# Problem 1
Quote the evaluation-order text from "Undefined ordering can" to "understands these semantics.", copying it word for word.
** BEGIN Page text **
Undefined ordering can lead to ambiguities or errors:

Suppose g were a function which modified the global variable a as a side effect. Then the expression f(a,g(b)) could yield different results depending on which order the arguments were evaluated.
One might be tempted to do these two statements a:=b; c:=d in parallel, but if a and d are aliases of each other we can’t.
In languages that do saturated arithmetic or throw exceptions on arithmetic overflow, (a+b)-c might behave very differently from (a-c)+b, so a compiler shouldn’t rearrange operands unless it understands these semantics.

$ swift
  1> let a: Int8 = 100
let a: Int8 = 100
  2> let b: Int8 = 50
b: Int8 = 50
  3> let c: Int8 = 40
c: Int8 = 40
  4> (a - c) + b
$R0: Int8 = 110
  5> (a + b) - c
Execution interrupted. Enter code to recover and continue.
Enter LLDB commands to investigate (type :help for assistance.)

Short-Circuit Operators

The famous short-circuit logical operators are really control-flow mechanisms...
** END Page text **
** BEGIN Exercise inputs **
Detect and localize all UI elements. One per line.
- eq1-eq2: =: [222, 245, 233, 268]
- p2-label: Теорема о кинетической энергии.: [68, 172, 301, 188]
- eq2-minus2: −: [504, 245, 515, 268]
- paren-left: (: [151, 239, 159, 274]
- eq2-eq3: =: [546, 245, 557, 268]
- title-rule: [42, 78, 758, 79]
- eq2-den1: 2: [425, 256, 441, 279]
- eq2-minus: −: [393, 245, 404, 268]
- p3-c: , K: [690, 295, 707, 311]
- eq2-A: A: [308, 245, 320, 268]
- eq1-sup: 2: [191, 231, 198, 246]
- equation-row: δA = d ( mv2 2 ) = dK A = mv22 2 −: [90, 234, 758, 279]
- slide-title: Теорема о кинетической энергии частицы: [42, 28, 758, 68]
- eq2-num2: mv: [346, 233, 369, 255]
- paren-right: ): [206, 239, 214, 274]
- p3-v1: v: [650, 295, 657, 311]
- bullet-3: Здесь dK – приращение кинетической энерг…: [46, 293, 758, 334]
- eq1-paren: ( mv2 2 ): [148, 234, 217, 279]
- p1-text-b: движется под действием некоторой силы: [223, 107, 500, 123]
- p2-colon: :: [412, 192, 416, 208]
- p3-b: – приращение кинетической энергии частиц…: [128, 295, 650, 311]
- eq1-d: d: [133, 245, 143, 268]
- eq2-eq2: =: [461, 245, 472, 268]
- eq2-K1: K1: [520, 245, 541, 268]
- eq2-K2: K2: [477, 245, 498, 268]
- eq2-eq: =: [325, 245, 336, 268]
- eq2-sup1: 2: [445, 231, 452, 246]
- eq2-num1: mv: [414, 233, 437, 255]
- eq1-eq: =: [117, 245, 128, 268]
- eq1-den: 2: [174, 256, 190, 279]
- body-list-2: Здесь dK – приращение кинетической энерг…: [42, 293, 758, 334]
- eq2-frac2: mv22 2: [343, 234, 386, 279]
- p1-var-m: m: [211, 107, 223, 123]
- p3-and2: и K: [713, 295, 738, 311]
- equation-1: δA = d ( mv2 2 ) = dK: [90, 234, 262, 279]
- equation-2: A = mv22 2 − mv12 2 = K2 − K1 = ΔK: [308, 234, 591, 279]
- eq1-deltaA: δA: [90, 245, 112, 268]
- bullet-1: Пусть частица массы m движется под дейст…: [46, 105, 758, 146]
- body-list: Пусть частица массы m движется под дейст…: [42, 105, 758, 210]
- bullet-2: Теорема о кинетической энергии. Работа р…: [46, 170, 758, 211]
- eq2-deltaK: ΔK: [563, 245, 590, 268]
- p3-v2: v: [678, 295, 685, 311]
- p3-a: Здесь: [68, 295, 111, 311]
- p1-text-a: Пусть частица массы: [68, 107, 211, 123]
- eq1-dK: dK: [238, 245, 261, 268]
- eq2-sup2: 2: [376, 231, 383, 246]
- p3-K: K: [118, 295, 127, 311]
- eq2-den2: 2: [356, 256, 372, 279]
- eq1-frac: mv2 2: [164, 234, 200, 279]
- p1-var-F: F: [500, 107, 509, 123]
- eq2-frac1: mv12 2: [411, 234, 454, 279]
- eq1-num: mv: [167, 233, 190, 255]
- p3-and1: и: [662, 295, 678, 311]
** END Exercise inputs **
# Problem 2
Substitute "bracket" for "paren" in the records from their first line through the line with "- eq1-paren: ( mv2 2 ): [148, 234, 217, 279]", leaving everything else unchanged, and give back only those lines.

# Reply 1
Undefined ordering can lead to ambiguities or errors:

Suppose g were a function which modified the global variable a as a side effect. Then the expression f(a,g(b)) could yield different results depending on which order the arguments were evaluated.
One might be tempted to do these two statements a:=b; c:=d in parallel, but if a and d are aliases of each other we can’t.
In languages that do saturated arithmetic or throw exceptions on arithmetic overflow, (a+b)-c might behave very differently from (a-c)+b, so a compiler shouldn’t rearrange operands unless it understands these semantics.

# Reply 2
Detect and localize all UI elements. One per line.
- eq1-eq2: =: [222, 245, 233, 268]
- p2-label: Теорема о кинетической энергии.: [68, 172, 301, 188]
- eq2-minus2: −: [504, 245, 515, 268]
- bracket-left: (: [151, 239, 159, 274]
- eq2-eq3: =: [546, 245, 557, 268]
- title-rule: [42, 78, 758, 79]
- eq2-den1: 2: [425, 256, 441, 279]
- eq2-minus: −: [393, 245, 404, 268]
- p3-c: , K: [690, 295, 707, 311]
- eq2-A: A: [308, 245, 320, 268]
- eq1-sup: 2: [191, 231, 198, 246]
- equation-row: δA = d ( mv2 2 ) = dK A = mv22 2 −: [90, 234, 758, 279]
- slide-title: Теорема о кинетической энергии частицы: [42, 28, 758, 68]
- eq2-num2: mv: [346, 233, 369, 255]
- bracket-right: ): [206, 239, 214, 274]
- p3-v1: v: [650, 295, 657, 311]
- bullet-3: Здесь dK – приращение кинетической энерг…: [46, 293, 758, 334]
- eq1-bracket: ( mv2 2 ): [148, 234, 217, 279]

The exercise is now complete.